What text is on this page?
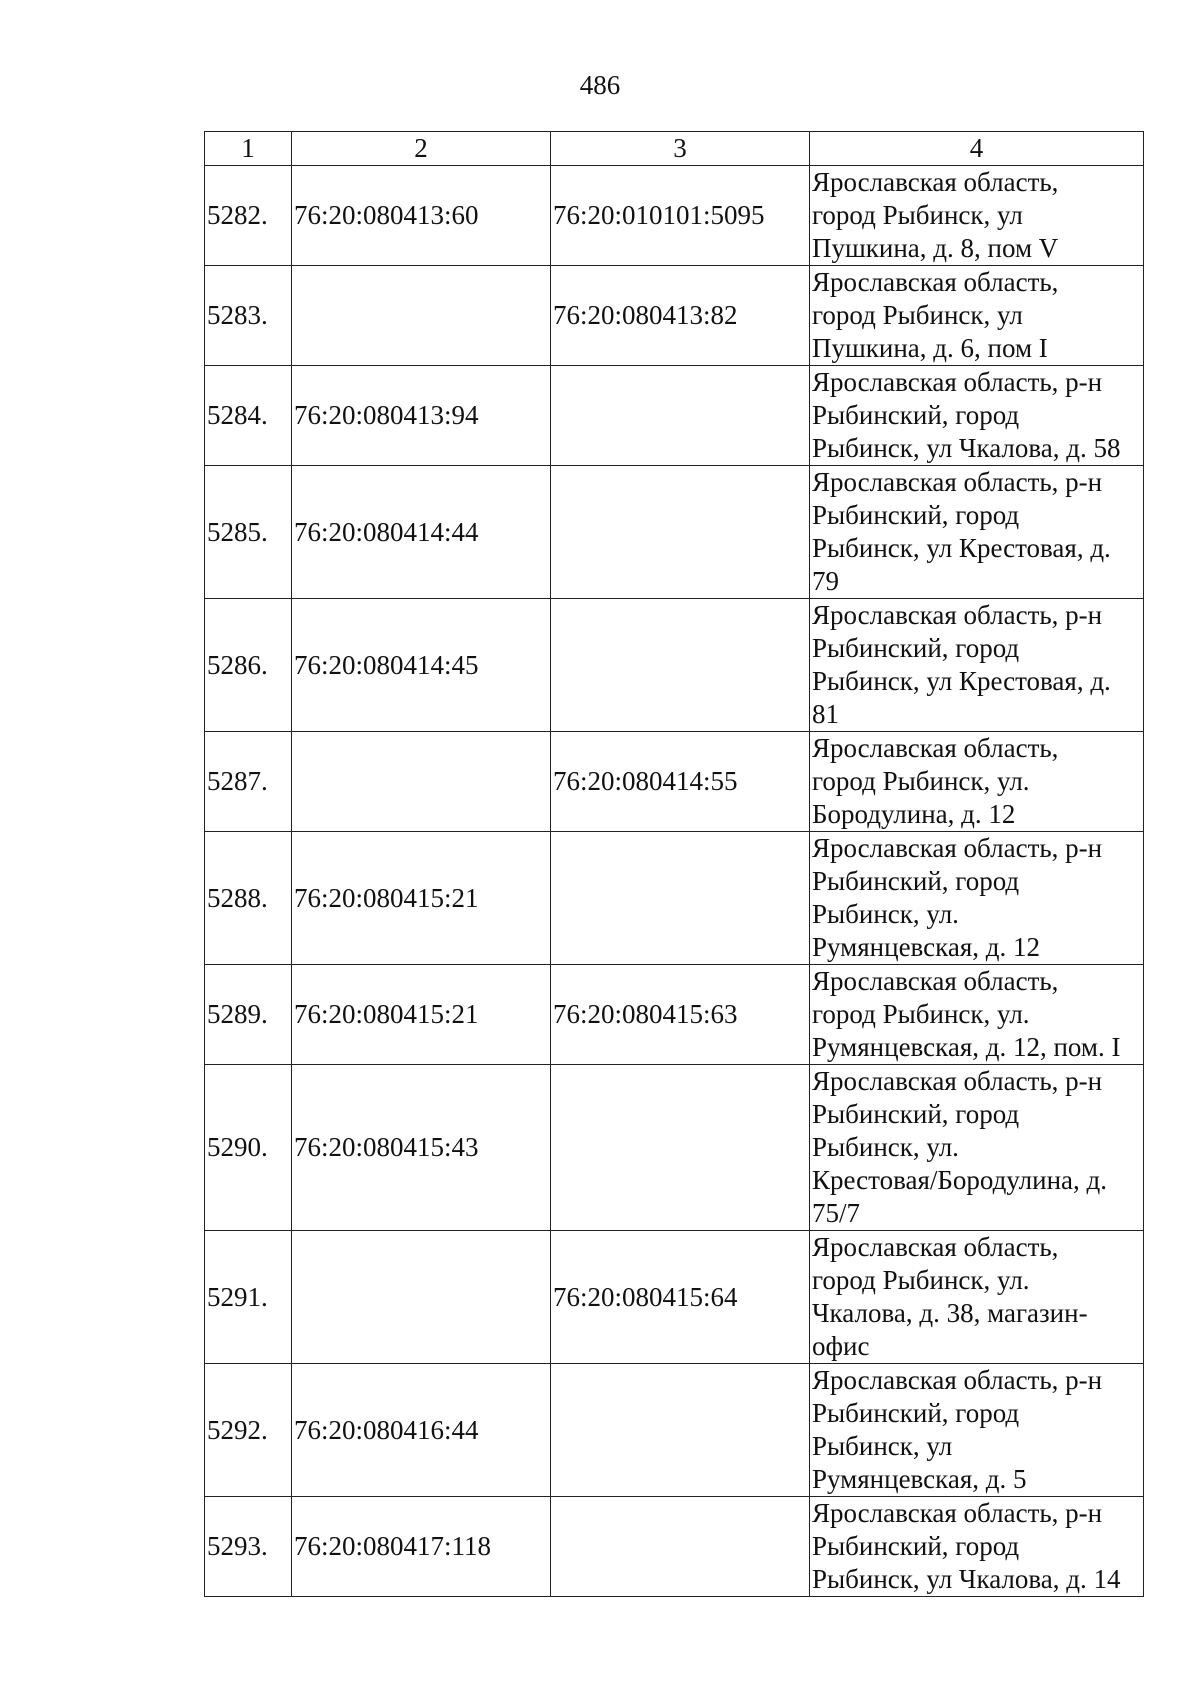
486
1	2	3	4
5282.	76:20:080413:60	76:20:010101:5095	Ярославская область,
город Рыбинск, ул
Пушкина, д. 8, пом V

5283.		76:20:080413:82	Ярославская область,
город Рыбинск, ул
Пушкина, д. 6, пом I

5284.	76:20:080413:94		Ярославская область, р-н
Рыбинский, город
Рыбинск, ул Чкалова, д. 58

5285.	76:20:080414:44		Ярославская область, р-н
Рыбинский, город
Рыбинск, ул Крестовая, д.
79

5286.	76:20:080414:45		Ярославская область, р-н
Рыбинский, город
Рыбинск, ул Крестовая, д.
81

5287.		76:20:080414:55	Ярославская область,
город Рыбинск, ул.
Бородулина, д. 12

5288.	76:20:080415:21		Ярославская область, р-н
Рыбинский, город
Рыбинск, ул.
Румянцевская, д. 12

5289.	76:20:080415:21	76:20:080415:63	Ярославская область,
город Рыбинск, ул.
Румянцевская, д. 12, пом. I

5290.	76:20:080415:43		Ярославская область, р-н
Рыбинский, город
Рыбинск, ул.
Крестовая/Бородулина, д.
75/7

5291.		76:20:080415:64	Ярославская область,
город Рыбинск, ул.
Чкалова, д. 38, магазин-
офис

5292.	76:20:080416:44		Ярославская область, р-н
Рыбинский, город
Рыбинск, ул
Румянцевская, д. 5

5293.	76:20:080417:118		Ярославская область, р-н
Рыбинский, город
Рыбинск, ул Чкалова, д. 14
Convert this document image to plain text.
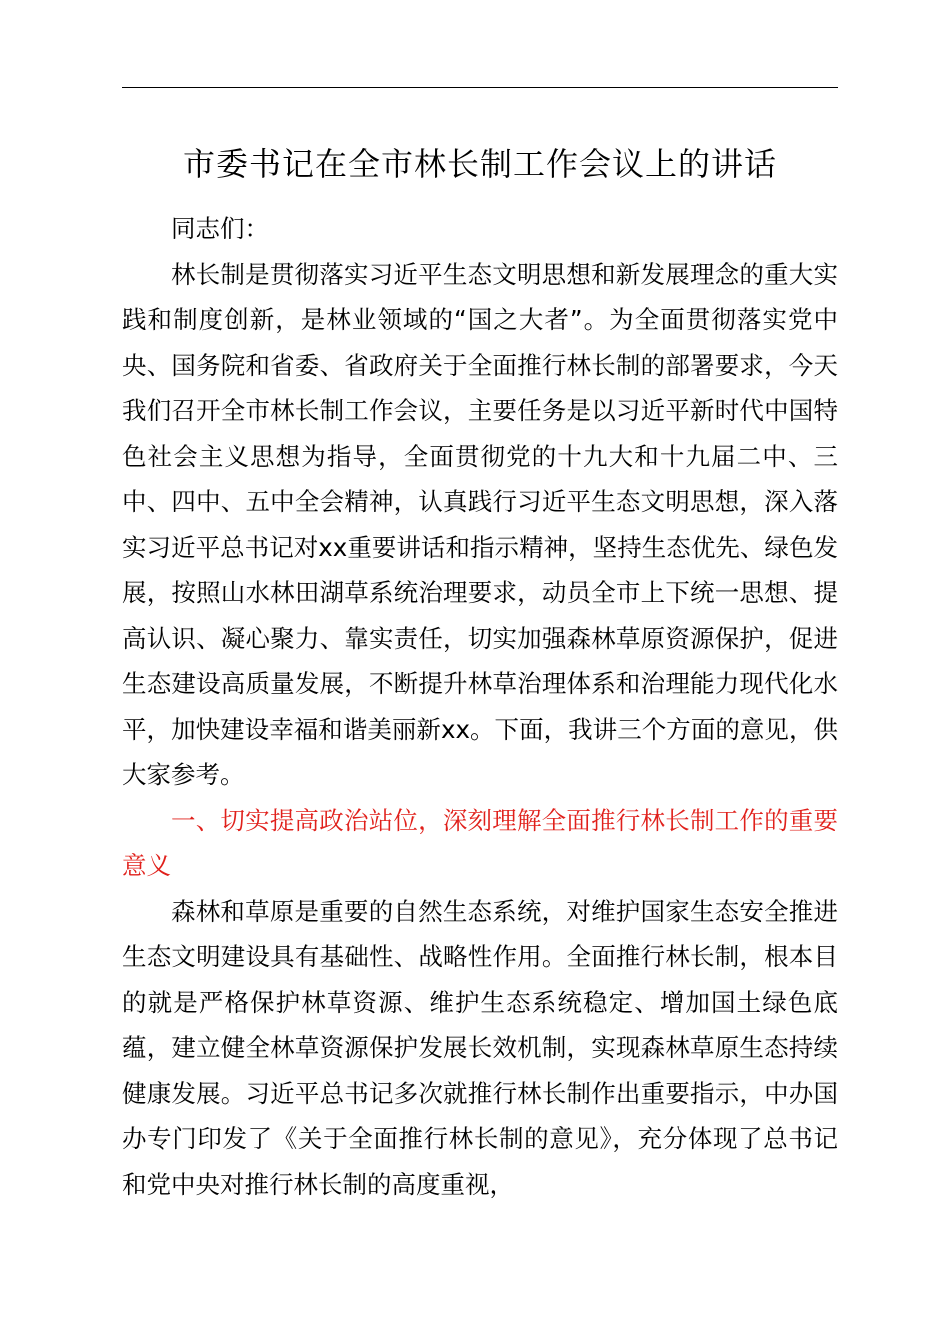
市委书记在全市林长制工作会议上的讲话

同志们：

林长制是贯彻落实习近平生态文明思想和新发展理念的重大实践和制度创新，是林业领域的“国之大者”。为全面贯彻落实党中央、国务院和省委、省政府关于全面推行林长制的部署要求，今天我们召开全市林长制工作会议，主要任务是以习近平新时代中国特色社会主义思想为指导，全面贯彻党的十九大和十九届二中、三中、四中、五中全会精神，认真践行习近平生态文明思想，深入落实习近平总书记对xx重要讲话和指示精神，坚持生态优先、绿色发展，按照山水林田湖草系统治理要求，动员全市上下统一思想、提高认识、凝心聚力、靠实责任，切实加强森林草原资源保护，促进生态建设高质量发展，不断提升林草治理体系和治理能力现代化水平，加快建设幸福和谐美丽新xx。下面，我讲三个方面的意见，供大家参考。

一、切实提高政治站位，深刻理解全面推行林长制工作的重要意义

森林和草原是重要的自然生态系统，对维护国家生态安全推进生态文明建设具有基础性、战略性作用。全面推行林长制，根本目的就是严格保护林草资源、维护生态系统稳定、增加国土绿色底蕴，建立健全林草资源保护发展长效机制，实现森林草原生态持续健康发展。习近平总书记多次就推行林长制作出重要指示，中办国办专门印发了《关于全面推行林长制的意见》，充分体现了总书记和党中央对推行林长制的高度重视，
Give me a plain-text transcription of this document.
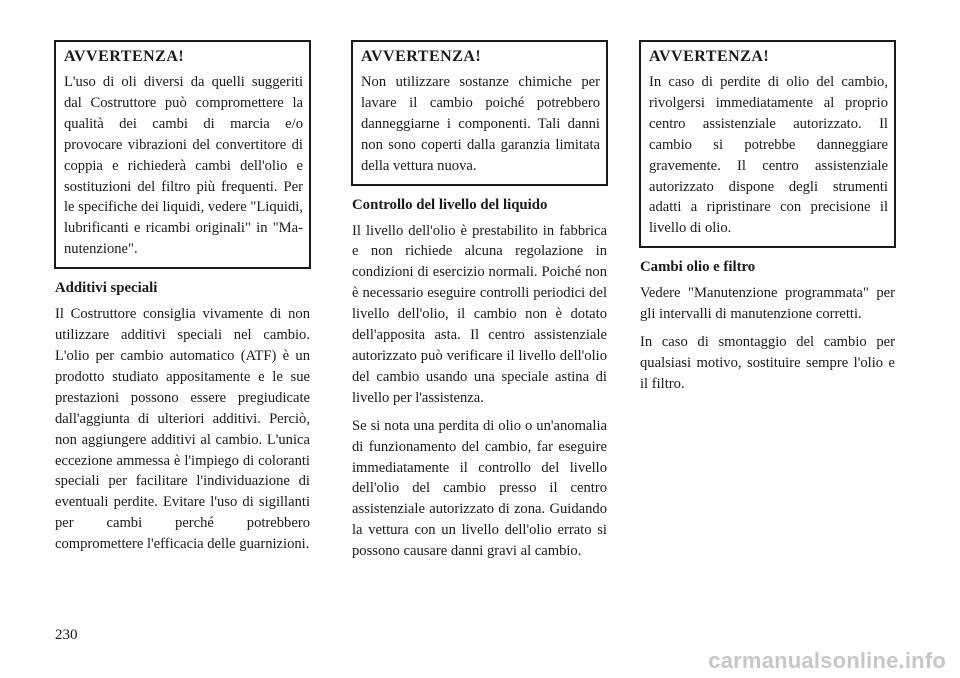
AVVERTENZA!

L'uso di oli diversi da quelli suggeriti dal Costruttore può compromettere la qualità dei cambi di marcia e/o provocare vibrazioni del convertitore di coppia e richiederà cambi dell'olio e sostituzioni del filtro più frequenti. Per le specifiche dei liquidi, vedere "Liquidi, lubrificanti e ricambi originali" in "Manutenzione".

Additivi speciali

Il Costruttore consiglia vivamente di non utilizzare additivi speciali nel cambio. L'olio per cambio automatico (ATF) è un prodotto studiato appositamente e le sue prestazioni possono essere pregiudicate dall'aggiunta di ulteriori additivi. Perciò, non aggiungere additivi al cambio. L'unica eccezione ammessa è l'impiego di coloranti speciali per facilitare l'individuazione di eventuali perdite. Evitare l'uso di sigillanti per cambi perché potrebbero compromettere l'efficacia delle guarnizioni.

AVVERTENZA!

Non utilizzare sostanze chimiche per lavare il cambio poiché potrebbero danneggiarne i componenti. Tali danni non sono coperti dalla garanzia limitata della vettura nuova.

Controllo del livello del liquido

Il livello dell'olio è prestabilito in fabbrica e non richiede alcuna regolazione in condizioni di esercizio normali. Poiché non è necessario eseguire controlli periodici del livello dell'olio, il cambio non è dotato dell'apposita asta. Il centro assistenziale autorizzato può verificare il livello dell'olio del cambio usando una speciale astina di livello per l'assistenza.

Se si nota una perdita di olio o un'anomalia di funzionamento del cambio, far eseguire immediatamente il controllo del livello dell'olio del cambio presso il centro assistenziale autorizzato di zona. Guidando la vettura con un livello dell'olio errato si possono causare danni gravi al cambio.

AVVERTENZA!

In caso di perdite di olio del cambio, rivolgersi immediatamente al proprio centro assistenziale autorizzato. Il cambio si potrebbe danneggiare gravemente. Il centro assistenziale autorizzato dispone degli strumenti adatti a ripristinare con precisione il livello di olio.

Cambi olio e filtro

Vedere "Manutenzione programmata" per gli intervalli di manutenzione corretti.

In caso di smontaggio del cambio per qualsiasi motivo, sostituire sempre l'olio e il filtro.

230
carmanualsonline.info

EXERCISE OBJECTIVE:
Reproduce the whole listing exactly, but not the images in it.

FINISHED ANSWER:
What text is on this page?
486
1	2	3	4
5282.	76:20:080413:60	76:20:010101:5095	Ярославская область,
город Рыбинск, ул
Пушкина, д. 8, пом V

5283.		76:20:080413:82	Ярославская область,
город Рыбинск, ул
Пушкина, д. 6, пом I

5284.	76:20:080413:94		Ярославская область, р-н
Рыбинский, город
Рыбинск, ул Чкалова, д. 58

5285.	76:20:080414:44		Ярославская область, р-н
Рыбинский, город
Рыбинск, ул Крестовая, д.
79

5286.	76:20:080414:45		Ярославская область, р-н
Рыбинский, город
Рыбинск, ул Крестовая, д.
81

5287.		76:20:080414:55	Ярославская область,
город Рыбинск, ул.
Бородулина, д. 12

5288.	76:20:080415:21		Ярославская область, р-н
Рыбинский, город
Рыбинск, ул.
Румянцевская, д. 12

5289.	76:20:080415:21	76:20:080415:63	Ярославская область,
город Рыбинск, ул.
Румянцевская, д. 12, пом. I

5290.	76:20:080415:43		Ярославская область, р-н
Рыбинский, город
Рыбинск, ул.
Крестовая/Бородулина, д.
75/7

5291.		76:20:080415:64	Ярославская область,
город Рыбинск, ул.
Чкалова, д. 38, магазин-
офис

5292.	76:20:080416:44		Ярославская область, р-н
Рыбинский, город
Рыбинск, ул
Румянцевская, д. 5

5293.	76:20:080417:118		Ярославская область, р-н
Рыбинский, город
Рыбинск, ул Чкалова, д. 14
Convert this document image to plain text.
市委书记在全市林长制工作会议上的讲话

同志们：

林长制是贯彻落实习近平生态文明思想和新发展理念的重大实践和制度创新，是林业领域的“国之大者”。为全面贯彻落实党中央、国务院和省委、省政府关于全面推行林长制的部署要求，今天我们召开全市林长制工作会议，主要任务是以习近平新时代中国特色社会主义思想为指导，全面贯彻党的十九大和十九届二中、三中、四中、五中全会精神，认真践行习近平生态文明思想，深入落实习近平总书记对xx重要讲话和指示精神，坚持生态优先、绿色发展，按照山水林田湖草系统治理要求，动员全市上下统一思想、提高认识、凝心聚力、靠实责任，切实加强森林草原资源保护，促进生态建设高质量发展，不断提升林草治理体系和治理能力现代化水平，加快建设幸福和谐美丽新xx。下面，我讲三个方面的意见，供大家参考。

一、切实提高政治站位，深刻理解全面推行林长制工作的重要意义

森林和草原是重要的自然生态系统，对维护国家生态安全推进生态文明建设具有基础性、战略性作用。全面推行林长制，根本目的就是严格保护林草资源、维护生态系统稳定、增加国土绿色底蕴，建立健全林草资源保护发展长效机制，实现森林草原生态持续健康发展。习近平总书记多次就推行林长制作出重要指示，中办国办专门印发了《关于全面推行林长制的意见》，充分体现了总书记和党中央对推行林长制的高度重视，
Give me a plain-text transcription of this document.
AVVERTENZA!

L'uso di oli diversi da quelli suggeriti dal Costruttore può compromettere la qualità dei cambi di marcia e/o provocare vibrazioni del convertitore di coppia e richiederà cambi dell'olio e sostituzioni del filtro più frequenti. Per le specifiche dei liquidi, vedere "Liquidi, lubrificanti e ricambi originali" in "Manutenzione".

Additivi speciali

Il Costruttore consiglia vivamente di non utilizzare additivi speciali nel cambio. L'olio per cambio automatico (ATF) è un prodotto studiato appositamente e le sue prestazioni possono essere pregiudicate dall'aggiunta di ulteriori additivi. Perciò, non aggiungere additivi al cambio. L'unica eccezione ammessa è l'impiego di coloranti speciali per facilitare l'individuazione di eventuali perdite. Evitare l'uso di sigillanti per cambi perché potrebbero compromettere l'efficacia delle guarnizioni.

AVVERTENZA!

Non utilizzare sostanze chimiche per lavare il cambio poiché potrebbero danneggiarne i componenti. Tali danni non sono coperti dalla garanzia limitata della vettura nuova.

Controllo del livello del liquido

Il livello dell'olio è prestabilito in fabbrica e non richiede alcuna regolazione in condizioni di esercizio normali. Poiché non è necessario eseguire controlli periodici del livello dell'olio, il cambio non è dotato dell'apposita asta. Il centro assistenziale autorizzato può verificare il livello dell'olio del cambio usando una speciale astina di livello per l'assistenza.

Se si nota una perdita di olio o un'anomalia di funzionamento del cambio, far eseguire immediatamente il controllo del livello dell'olio del cambio presso il centro assistenziale autorizzato di zona. Guidando la vettura con un livello dell'olio errato si possono causare danni gravi al cambio.

AVVERTENZA!

In caso di perdite di olio del cambio, rivolgersi immediatamente al proprio centro assistenziale autorizzato. Il cambio si potrebbe danneggiare gravemente. Il centro assistenziale autorizzato dispone degli strumenti adatti a ripristinare con precisione il livello di olio.

Cambi olio e filtro

Vedere "Manutenzione programmata" per gli intervalli di manutenzione corretti.

In caso di smontaggio del cambio per qualsiasi motivo, sostituire sempre l'olio e il filtro.

230
carmanualsonline.info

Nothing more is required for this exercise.